◆ WORK TO BE COMPLETED
Everything in the listing should be restated word for word.

-- begin --

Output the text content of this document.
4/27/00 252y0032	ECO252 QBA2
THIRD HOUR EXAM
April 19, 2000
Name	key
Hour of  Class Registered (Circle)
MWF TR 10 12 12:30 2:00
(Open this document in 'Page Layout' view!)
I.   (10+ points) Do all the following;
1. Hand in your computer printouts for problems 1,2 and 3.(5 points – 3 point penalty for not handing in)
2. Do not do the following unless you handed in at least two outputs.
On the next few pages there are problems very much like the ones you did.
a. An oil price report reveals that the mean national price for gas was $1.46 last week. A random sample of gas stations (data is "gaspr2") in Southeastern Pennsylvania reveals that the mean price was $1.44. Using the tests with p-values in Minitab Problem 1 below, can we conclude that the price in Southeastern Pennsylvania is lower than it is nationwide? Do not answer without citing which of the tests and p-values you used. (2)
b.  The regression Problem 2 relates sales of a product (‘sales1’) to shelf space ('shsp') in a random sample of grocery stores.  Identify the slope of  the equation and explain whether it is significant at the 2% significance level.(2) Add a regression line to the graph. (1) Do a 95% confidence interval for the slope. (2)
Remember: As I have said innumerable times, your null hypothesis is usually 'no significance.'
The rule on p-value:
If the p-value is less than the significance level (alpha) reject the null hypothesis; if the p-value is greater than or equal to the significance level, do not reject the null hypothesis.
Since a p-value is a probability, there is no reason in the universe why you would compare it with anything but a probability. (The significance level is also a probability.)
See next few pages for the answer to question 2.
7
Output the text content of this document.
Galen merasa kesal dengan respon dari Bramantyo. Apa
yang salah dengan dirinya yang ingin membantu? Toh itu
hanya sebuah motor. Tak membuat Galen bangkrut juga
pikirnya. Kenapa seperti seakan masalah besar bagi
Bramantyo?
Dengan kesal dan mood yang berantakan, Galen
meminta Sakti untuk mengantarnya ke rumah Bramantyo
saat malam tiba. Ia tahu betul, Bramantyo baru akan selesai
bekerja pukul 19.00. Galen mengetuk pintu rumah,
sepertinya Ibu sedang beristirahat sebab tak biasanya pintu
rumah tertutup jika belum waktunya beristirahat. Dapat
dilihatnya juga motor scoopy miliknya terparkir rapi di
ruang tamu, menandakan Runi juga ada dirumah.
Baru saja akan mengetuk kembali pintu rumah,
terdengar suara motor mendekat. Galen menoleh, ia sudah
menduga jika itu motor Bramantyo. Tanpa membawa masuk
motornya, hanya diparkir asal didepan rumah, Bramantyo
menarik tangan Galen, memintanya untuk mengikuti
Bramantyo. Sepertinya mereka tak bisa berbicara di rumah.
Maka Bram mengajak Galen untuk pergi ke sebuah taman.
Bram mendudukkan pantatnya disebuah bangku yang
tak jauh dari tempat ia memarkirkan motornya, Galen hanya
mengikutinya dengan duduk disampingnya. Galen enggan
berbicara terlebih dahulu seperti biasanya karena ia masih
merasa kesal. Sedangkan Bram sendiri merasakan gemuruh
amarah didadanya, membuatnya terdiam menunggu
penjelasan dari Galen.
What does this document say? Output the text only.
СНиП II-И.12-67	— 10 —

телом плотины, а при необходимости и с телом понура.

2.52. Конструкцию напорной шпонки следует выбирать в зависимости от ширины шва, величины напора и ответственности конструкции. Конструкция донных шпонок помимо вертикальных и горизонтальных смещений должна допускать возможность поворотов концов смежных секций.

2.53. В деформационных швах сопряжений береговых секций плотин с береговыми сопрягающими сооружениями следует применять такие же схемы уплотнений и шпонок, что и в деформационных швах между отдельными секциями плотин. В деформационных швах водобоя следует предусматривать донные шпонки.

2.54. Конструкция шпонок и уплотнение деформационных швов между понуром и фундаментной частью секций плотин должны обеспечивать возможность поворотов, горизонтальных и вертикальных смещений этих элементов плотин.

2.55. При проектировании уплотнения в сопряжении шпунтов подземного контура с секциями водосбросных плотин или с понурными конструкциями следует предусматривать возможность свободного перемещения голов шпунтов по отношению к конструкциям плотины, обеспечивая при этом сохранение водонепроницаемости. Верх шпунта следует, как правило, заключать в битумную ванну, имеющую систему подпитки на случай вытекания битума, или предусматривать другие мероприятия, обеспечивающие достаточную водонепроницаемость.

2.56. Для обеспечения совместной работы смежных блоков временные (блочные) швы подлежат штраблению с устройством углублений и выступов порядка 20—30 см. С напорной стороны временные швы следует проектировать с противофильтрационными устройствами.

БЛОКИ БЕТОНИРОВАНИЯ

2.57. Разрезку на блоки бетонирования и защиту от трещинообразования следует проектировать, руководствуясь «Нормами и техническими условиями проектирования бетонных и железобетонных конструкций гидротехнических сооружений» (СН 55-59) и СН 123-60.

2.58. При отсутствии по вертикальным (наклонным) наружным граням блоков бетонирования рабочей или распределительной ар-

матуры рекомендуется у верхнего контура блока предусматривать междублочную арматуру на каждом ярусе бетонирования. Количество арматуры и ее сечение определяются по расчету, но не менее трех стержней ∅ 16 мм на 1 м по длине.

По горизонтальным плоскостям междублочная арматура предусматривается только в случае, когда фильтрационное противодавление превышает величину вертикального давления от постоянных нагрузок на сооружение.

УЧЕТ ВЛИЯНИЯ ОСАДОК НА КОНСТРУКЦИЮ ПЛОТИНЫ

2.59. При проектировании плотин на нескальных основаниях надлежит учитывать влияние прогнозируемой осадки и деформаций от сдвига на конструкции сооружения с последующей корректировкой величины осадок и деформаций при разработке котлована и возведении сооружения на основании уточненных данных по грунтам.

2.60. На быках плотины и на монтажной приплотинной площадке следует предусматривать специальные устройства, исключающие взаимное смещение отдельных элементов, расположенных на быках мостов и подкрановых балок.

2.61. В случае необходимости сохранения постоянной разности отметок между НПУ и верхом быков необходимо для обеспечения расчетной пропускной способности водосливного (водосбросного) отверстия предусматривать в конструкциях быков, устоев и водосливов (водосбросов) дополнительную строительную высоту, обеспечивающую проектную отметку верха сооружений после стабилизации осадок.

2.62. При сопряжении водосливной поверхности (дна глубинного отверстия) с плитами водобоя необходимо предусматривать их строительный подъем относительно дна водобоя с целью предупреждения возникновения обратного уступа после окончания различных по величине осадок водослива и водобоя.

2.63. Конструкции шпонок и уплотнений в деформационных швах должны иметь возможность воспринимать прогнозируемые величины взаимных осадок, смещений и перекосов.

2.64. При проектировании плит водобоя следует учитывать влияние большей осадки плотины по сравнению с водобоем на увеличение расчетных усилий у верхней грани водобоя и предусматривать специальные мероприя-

-- end --

◆ SOLUTION TO THIS TASK
Output the text content of this document.
4/27/00 252y0032	ECO252 QBA2
THIRD HOUR EXAM
April 19, 2000
Name	key
Hour of  Class Registered (Circle)
MWF TR 10 12 12:30 2:00
(Open this document in 'Page Layout' view!)
I.   (10+ points) Do all the following;
1. Hand in your computer printouts for problems 1,2 and 3.(5 points – 3 point penalty for not handing in)
2. Do not do the following unless you handed in at least two outputs.
On the next few pages there are problems very much like the ones you did.
a. An oil price report reveals that the mean national price for gas was $1.46 last week. A random sample of gas stations (data is "gaspr2") in Southeastern Pennsylvania reveals that the mean price was $1.44. Using the tests with p-values in Minitab Problem 1 below, can we conclude that the price in Southeastern Pennsylvania is lower than it is nationwide? Do not answer without citing which of the tests and p-values you used. (2)
b.  The regression Problem 2 relates sales of a product (‘sales1’) to shelf space ('shsp') in a random sample of grocery stores.  Identify the slope of  the equation and explain whether it is significant at the 2% significance level.(2) Add a regression line to the graph. (1) Do a 95% confidence interval for the slope. (2)
Remember: As I have said innumerable times, your null hypothesis is usually 'no significance.'
The rule on p-value:
If the p-value is less than the significance level (alpha) reject the null hypothesis; if the p-value is greater than or equal to the significance level, do not reject the null hypothesis.
Since a p-value is a probability, there is no reason in the universe why you would compare it with anything but a probability. (The significance level is also a probability.)
See next few pages for the answer to question 2.
7
Output the text content of this document.
Galen merasa kesal dengan respon dari Bramantyo. Apa
yang salah dengan dirinya yang ingin membantu? Toh itu
hanya sebuah motor. Tak membuat Galen bangkrut juga
pikirnya. Kenapa seperti seakan masalah besar bagi
Bramantyo?
Dengan kesal dan mood yang berantakan, Galen
meminta Sakti untuk mengantarnya ke rumah Bramantyo
saat malam tiba. Ia tahu betul, Bramantyo baru akan selesai
bekerja pukul 19.00. Galen mengetuk pintu rumah,
sepertinya Ibu sedang beristirahat sebab tak biasanya pintu
rumah tertutup jika belum waktunya beristirahat. Dapat
dilihatnya juga motor scoopy miliknya terparkir rapi di
ruang tamu, menandakan Runi juga ada dirumah.
Baru saja akan mengetuk kembali pintu rumah,
terdengar suara motor mendekat. Galen menoleh, ia sudah
menduga jika itu motor Bramantyo. Tanpa membawa masuk
motornya, hanya diparkir asal didepan rumah, Bramantyo
menarik tangan Galen, memintanya untuk mengikuti
Bramantyo. Sepertinya mereka tak bisa berbicara di rumah.
Maka Bram mengajak Galen untuk pergi ke sebuah taman.
Bram mendudukkan pantatnya disebuah bangku yang
tak jauh dari tempat ia memarkirkan motornya, Galen hanya
mengikutinya dengan duduk disampingnya. Galen enggan
berbicara terlebih dahulu seperti biasanya karena ia masih
merasa kesal. Sedangkan Bram sendiri merasakan gemuruh
amarah didadanya, membuatnya terdiam menunggu
penjelasan dari Galen.
What does this document say? Output the text only.
СНиП II-И.12-67	— 10 —

телом плотины, а при необходимости и с телом понура.

2.52. Конструкцию напорной шпонки следует выбирать в зависимости от ширины шва, величины напора и ответственности конструкции. Конструкция донных шпонок помимо вертикальных и горизонтальных смещений должна допускать возможность поворотов концов смежных секций.

2.53. В деформационных швах сопряжений береговых секций плотин с береговыми сопрягающими сооружениями следует применять такие же схемы уплотнений и шпонок, что и в деформационных швах между отдельными секциями плотин. В деформационных швах водобоя следует предусматривать донные шпонки.

2.54. Конструкция шпонок и уплотнение деформационных швов между понуром и фундаментной частью секций плотин должны обеспечивать возможность поворотов, горизонтальных и вертикальных смещений этих элементов плотин.

2.55. При проектировании уплотнения в сопряжении шпунтов подземного контура с секциями водосбросных плотин или с понурными конструкциями следует предусматривать возможность свободного перемещения голов шпунтов по отношению к конструкциям плотины, обеспечивая при этом сохранение водонепроницаемости. Верх шпунта следует, как правило, заключать в битумную ванну, имеющую систему подпитки на случай вытекания битума, или предусматривать другие мероприятия, обеспечивающие достаточную водонепроницаемость.

2.56. Для обеспечения совместной работы смежных блоков временные (блочные) швы подлежат штраблению с устройством углублений и выступов порядка 20—30 см. С напорной стороны временные швы следует проектировать с противофильтрационными устройствами.

БЛОКИ БЕТОНИРОВАНИЯ

2.57. Разрезку на блоки бетонирования и защиту от трещинообразования следует проектировать, руководствуясь «Нормами и техническими условиями проектирования бетонных и железобетонных конструкций гидротехнических сооружений» (СН 55-59) и СН 123-60.

2.58. При отсутствии по вертикальным (наклонным) наружным граням блоков бетонирования рабочей или распределительной ар-

матуры рекомендуется у верхнего контура блока предусматривать междублочную арматуру на каждом ярусе бетонирования. Количество арматуры и ее сечение определяются по расчету, но не менее трех стержней ∅ 16 мм на 1 м по длине.

По горизонтальным плоскостям междублочная арматура предусматривается только в случае, когда фильтрационное противодавление превышает величину вертикального давления от постоянных нагрузок на сооружение.

УЧЕТ ВЛИЯНИЯ ОСАДОК НА КОНСТРУКЦИЮ ПЛОТИНЫ

2.59. При проектировании плотин на нескальных основаниях надлежит учитывать влияние прогнозируемой осадки и деформаций от сдвига на конструкции сооружения с последующей корректировкой величины осадок и деформаций при разработке котлована и возведении сооружения на основании уточненных данных по грунтам.

2.60. На быках плотины и на монтажной приплотинной площадке следует предусматривать специальные устройства, исключающие взаимное смещение отдельных элементов, расположенных на быках мостов и подкрановых балок.

2.61. В случае необходимости сохранения постоянной разности отметок между НПУ и верхом быков необходимо для обеспечения расчетной пропускной способности водосливного (водосбросного) отверстия предусматривать в конструкциях быков, устоев и водосливов (водосбросов) дополнительную строительную высоту, обеспечивающую проектную отметку верха сооружений после стабилизации осадок.

2.62. При сопряжении водосливной поверхности (дна глубинного отверстия) с плитами водобоя необходимо предусматривать их строительный подъем относительно дна водобоя с целью предупреждения возникновения обратного уступа после окончания различных по величине осадок водослива и водобоя.

2.63. Конструкции шпонок и уплотнений в деформационных швах должны иметь возможность воспринимать прогнозируемые величины взаимных осадок, смещений и перекосов.

2.64. При проектировании плит водобоя следует учитывать влияние большей осадки плотины по сравнению с водобоем на увеличение расчетных усилий у верхней грани водобоя и предусматривать специальные мероприя-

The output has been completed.